__WHAT THE TASK REQUIRES__: Pick out all lines with the word "Экспорт" from the records that follow.

__PROVIDED RECORDS__:
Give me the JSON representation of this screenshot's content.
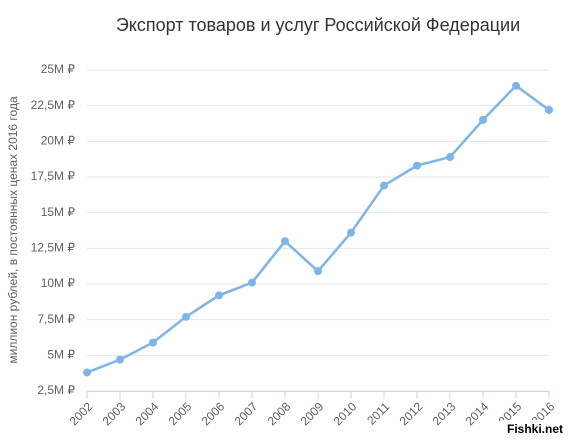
{
  "chart_data": {
    "type": "line",
    "title": "Экспорт товаров и услуг Российской Федерации",
    "y_label": "миллион рублей, в постоянных ценах 2016 года",
    "watermark": "Fishki.net",
    "categories": [
      "2002",
      "2003",
      "2004",
      "2005",
      "2006",
      "2007",
      "2008",
      "2009",
      "2010",
      "2011",
      "2012",
      "2013",
      "2014",
      "2015",
      "2016"
    ],
    "series": [
      {
        "name": "Экспорт",
        "color": "#7cb5ec",
        "values": [
          3.8,
          4.7,
          5.9,
          7.7,
          9.2,
          10.1,
          13.0,
          10.9,
          13.6,
          16.9,
          18.3,
          18.9,
          21.5,
          23.9,
          22.2
        ]
      }
    ],
    "ylim": [
      2.5,
      25
    ],
    "yticks": [
      {
        "value": 2.5,
        "label": "2,5M ₽"
      },
      {
        "value": 5,
        "label": "5M ₽"
      },
      {
        "value": 7.5,
        "label": "7,5M ₽"
      },
      {
        "value": 10,
        "label": "10M ₽"
      },
      {
        "value": 12.5,
        "label": "12,5M ₽"
      },
      {
        "value": 15,
        "label": "15M ₽"
      },
      {
        "value": 17.5,
        "label": "17,5M ₽"
      },
      {
        "value": 20,
        "label": "20M ₽"
      },
      {
        "value": 22.5,
        "label": "22,5M ₽"
      },
      {
        "value": 25,
        "label": "25M ₽"
      }
    ],
    "grid": true
  }
}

__WRITTEN RESPONSE__:
    "title": "Экспорт товаров и услуг Российской Федерации",
        "name": "Экспорт",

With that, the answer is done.